ESTRATTO DELLA FONTE
____
La Parrocchia di Nostra
Signora del Rosario a Torrita di Siena ha ospitato in questi primi giorni di
ottobre la reliquia di Sant’Agnese peregrina per le Vicarie della nostra
Diocesi. Don Roberto Malpelo, don Fabio
Terrosi ed i loro parrocchiani hanno riservato una calorosa accoglienza alla
Famiglia Domenicana di Montepulciano che si è impegnata ad animare alcuni
momenti di queste giornate ricche di intensi momenti di preghiera attorno ad
Agnese. Lodevole è stata l’iniziativa ripetuta per un’intera giornata della
recita del Santo Rosario, seguendo una precisa cadenza oraria, meditato e
guidato dai vari gruppi parrocchiali. La Parrocchia di Torrita sia nella
intitolazione a Maria Regina del Rosario che in molti riferimenti domenicani al
proprio interno mostra chiari punti di contatto con la spiritualità domenicana.
La preghiera del
Rosario è tanto cara ai Domenicani. Sant’Agnese, sin da bambina trascurando i
giochi, amava pregare così intensamente con il conta-preghiere, un alternarsi
di Ave e di Pater (una specie di Rosario primitivo), tanto da non accorgersi
ripetutamente del suono della campana che la invitata alle funzioni religiose. Questi salteri dei Pater o delle Ave erano nei monasteri sostitutivi del
salterio biblico per i monaci illetterati e non prevedevano la meditazione dei
misteri. L’Ave Maria era inoltre conosciuta e recitata solo nella sua prima
parte evangelica contenente il saluto dell’angelo e la benedizione di Elisabetta.
____
DATI FORNITI
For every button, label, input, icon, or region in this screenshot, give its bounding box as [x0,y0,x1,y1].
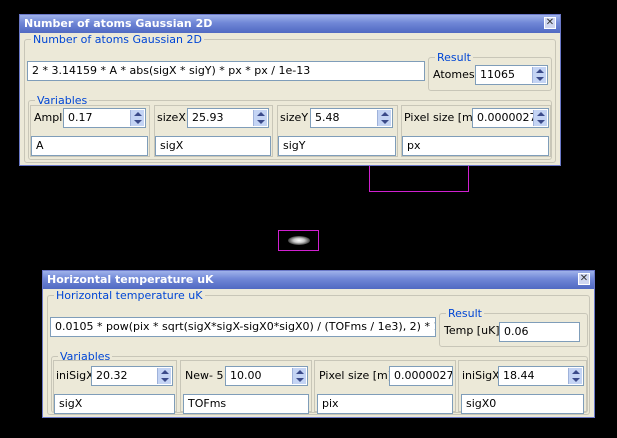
temperature-window-titlebar[interactable]: Horizontal temperature uK [43,271,594,289]
atoms-var-sizey-value: 5.48 [315,111,340,124]
selection-outline [369,166,469,192]
temp-result-legend: Result [448,307,482,320]
close-icon[interactable]: ✕ [578,273,590,285]
temp-var-inisigx-value: 20.32 [96,369,128,382]
spin-arrows-icon[interactable] [377,110,391,126]
spin-arrows-icon[interactable] [533,110,547,126]
atoms-window-title: Number of atoms Gaussian 2D [24,17,213,30]
temp-group-title: Horizontal temperature uK [56,289,203,302]
spin-arrows-icon[interactable] [568,368,582,384]
atoms-var-sizey-label: sizeY [280,111,309,124]
atoms-var-pixel-spinbox[interactable]: 0.0000027 [472,108,549,128]
temp-result-value: 0.06 [504,325,529,338]
atoms-result-legend: Result [437,51,471,64]
temp-var-inisigx0-value: 18.44 [503,369,535,382]
spin-arrows-icon[interactable] [157,368,171,384]
atoms-window: Number of atoms Gaussian 2D ✕ Number of … [19,14,561,166]
atoms-var-sizex-name-input[interactable]: sigX [155,136,271,156]
atoms-var-ampl-label: Ampl [34,111,63,124]
temp-result-spinbox[interactable]: 0.06 [499,322,580,342]
temp-var-inisigx-spinbox[interactable]: 20.32 [91,366,173,386]
atoms-group-title: Number of atoms Gaussian 2D [33,33,202,46]
atoms-window-titlebar[interactable]: Number of atoms Gaussian 2D [20,15,560,33]
atoms-var-pixel-value: 0.0000027 [477,111,537,124]
atoms-result-spinbox[interactable]: 11065 [475,65,548,85]
atoms-formula-input[interactable]: 2 * 3.14159 * A * abs(sigX * sigY) * px … [27,61,425,81]
temperature-window: Horizontal temperature uK ✕ Horizontal t… [42,270,595,418]
temp-var-pixel-label: Pixel size [m] [319,369,393,382]
atoms-var-ampl-spinbox[interactable]: 0.17 [63,108,146,128]
atoms-var-sizex-spinbox[interactable]: 25.93 [187,108,269,128]
atoms-var-sizey-spinbox[interactable]: 5.48 [310,108,393,128]
spin-arrows-icon[interactable] [130,110,144,126]
temp-var-inisigx-label: iniSigX [56,369,94,382]
close-icon[interactable]: ✕ [544,17,556,29]
atoms-var-ampl-value: 0.17 [68,111,93,124]
atom-cloud-image[interactable] [278,230,319,251]
atoms-result-value: 11065 [480,68,515,81]
atoms-var-sizex-value: 25.93 [192,111,224,124]
temp-var-tof-value: 10.00 [230,369,262,382]
temp-var-tof-label: New- 5 [185,369,224,382]
spin-arrows-icon[interactable] [532,67,546,83]
temp-var-inisigx0-spinbox[interactable]: 18.44 [498,366,584,386]
temp-var-tof-name-input[interactable]: TOFms [183,394,309,414]
atoms-var-pixel-name-input[interactable]: px [402,136,549,156]
temp-result-label: Temp [uK] [444,324,500,337]
temp-var-inisigx-name-input[interactable]: sigX [54,394,175,414]
atom-cloud-blob [288,236,310,245]
atoms-var-ampl-name-input[interactable]: A [31,136,148,156]
temp-var-inisigx0-label: iniSigX [462,369,500,382]
spin-arrows-icon[interactable] [253,110,267,126]
temp-formula-input[interactable]: 0.0105 * pow(pix * sqrt(sigX*sigX-sigX0*… [50,317,436,337]
atoms-var-sizey-name-input[interactable]: sigY [278,136,396,156]
temp-var-pixel-name-input[interactable]: pix [317,394,453,414]
temp-var-pixel-spinbox[interactable]: 0.0000027 [389,366,453,386]
temp-var-tof-spinbox[interactable]: 10.00 [225,366,308,386]
temp-var-pixel-value: 0.0000027 [394,369,453,382]
spin-arrows-icon[interactable] [292,368,306,384]
temp-var-inisigx0-name-input[interactable]: sigX0 [461,394,584,414]
atoms-var-pixel-label: Pixel size [m] [404,111,478,124]
atoms-result-label: Atomes [433,68,475,81]
temperature-window-title: Horizontal temperature uK [47,273,214,286]
atoms-var-sizex-label: sizeX [157,111,186,124]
____
COMPITI
**a)** Estrai dai record, senza alcuna modifica, le righe che vanno da quella con "temperature uK [43,271,594,289]" fino a quella con "atoms-group-title: Number of", inclusa.
**b)** Prosegui il brano sulla reliquia di Sant’Agnese a Torrita di Siena, riprendendo subito dopo l’ultima frase riportata.

RISULTATI FINALI
**a)**
temperature-window-titlebar[interactable]: Horizontal temperature uK [43,271,594,289]
atoms-var-sizey-value: 5.48 [315,111,340,124]
selection-outline [369,166,469,192]
temp-result-legend: Result [448,307,482,320]
close-icon[interactable]: ✕ [578,273,590,285]
temp-var-inisigx-value: 20.32 [96,369,128,382]
spin-arrows-icon[interactable] [377,110,391,126]
spin-arrows-icon[interactable] [533,110,547,126]
atoms-window-title: Number of atoms Gaussian 2D [24,17,213,30]
temp-group-title: Horizontal temperature uK [56,289,203,302]
spin-arrows-icon[interactable] [568,368,582,384]
atoms-var-sizey-label: sizeY [280,111,309,124]
atoms-var-pixel-spinbox[interactable]: 0.0000027 [472,108,549,128]
temp-result-value: 0.06 [504,325,529,338]
atoms-result-legend: Result [437,51,471,64]
temp-var-inisigx0-value: 18.44 [503,369,535,382]
spin-arrows-icon[interactable] [157,368,171,384]
atoms-window: Number of atoms Gaussian 2D ✕ Number of … [19,14,561,166]
atoms-var-sizex-name-input[interactable]: sigX [155,136,271,156]
atoms-var-ampl-label: Ampl [34,111,63,124]
temp-result-spinbox[interactable]: 0.06 [499,322,580,342]
temp-var-inisigx-spinbox[interactable]: 20.32 [91,366,173,386]
atoms-group-title: Number of atoms Gaussian 2D [33,33,202,46]

**b)**
Si è sempre attribuita
la nascita del Rosario ad un’apparizione della Vergine a S. Domenico di Guzman,
padre fondatore dell’Ordine dei Domenicani o Predicatori, con la consegna di
questo strumento devozionale di preghiera. Furono invece
due certosini ad operare ulteriori e significative trasformazioni. Enrico di
Kalkar, nel sec. XIV, suddivise il salterio delle Ave, dividendolo in 15 decine ed inserendo tra una decina e l’altra
la recita del Pater. Domenico di Prussia invece, tra il 1410 e il 1439,
proporrà ai fedeli una forma di salterio mariano, nel quale il numero delle Ave
era ridotto a 50, ma a ciascuna di esse era aggiunto un riferimento verbale ed
esplicito ad un avvenimento evangelico, a modo di clausola o ritornello
mnemonico che chiudeva la stessa Ave Maria. Contemporaneo
di Domenico di Prussia, il domenicano Alamo de la Roche diffuse straordinariamente il salterio
mariano che si comincerà a chiamare “Rosario della beata vergine Maria”,
attraverso la predicazione e soprattutto attraverso le Confraternite mariane da
lui fondate. Alamo de la Roche parlerà di Rosario vecchio e Rosario nuovo,
volendo distinguere tra il semplice salterio delle Ave e il salterio
incorporato nella meditazione dei misteri, proposti ordinariamente in una
triplice partitura (incarnazione, passione e morte di Cristo, gloria di Cristo
e di Maria). Diffondendosi in mezzo al popolo, il Rosario si semplificò poi
ulteriormente, quando nel 1521 il domenicano Alberto da Castello ridusse questi
misteri scegliendone 15 principali da proporre alla meditazione dei devoti del
salterio mariano, concependo le relative clausole come semplici commenti al
mistero o richiami mnemonici lungo la recita delle Ave. Furono le forme esperite
da Alamo de La Roche e da Alberto da Castello che a poco a poco s’imposero
sulle altre forme di salterio mariano. Il primo documento ufficiale
della Chiesa cattolica, con il quale venivano stabilite le modalità per la
recita del Rosario, fu la bolla Consueverunt Romani Pontifices, emanata
dal papa
domenicano Pio V il 17 settembre 1569, il Pontefice che attribuì la vittoria dei cristiani a
Lepanto contro i turchi alla forza di questa preghiera contemplativa a
carattere litanico, tanto che decise di dedicare il giorno 7 ottobre a Nostra Signora della Vittoria,
successivamente trasformata da Gregorio
XIII in Nostra Signora del Rosario.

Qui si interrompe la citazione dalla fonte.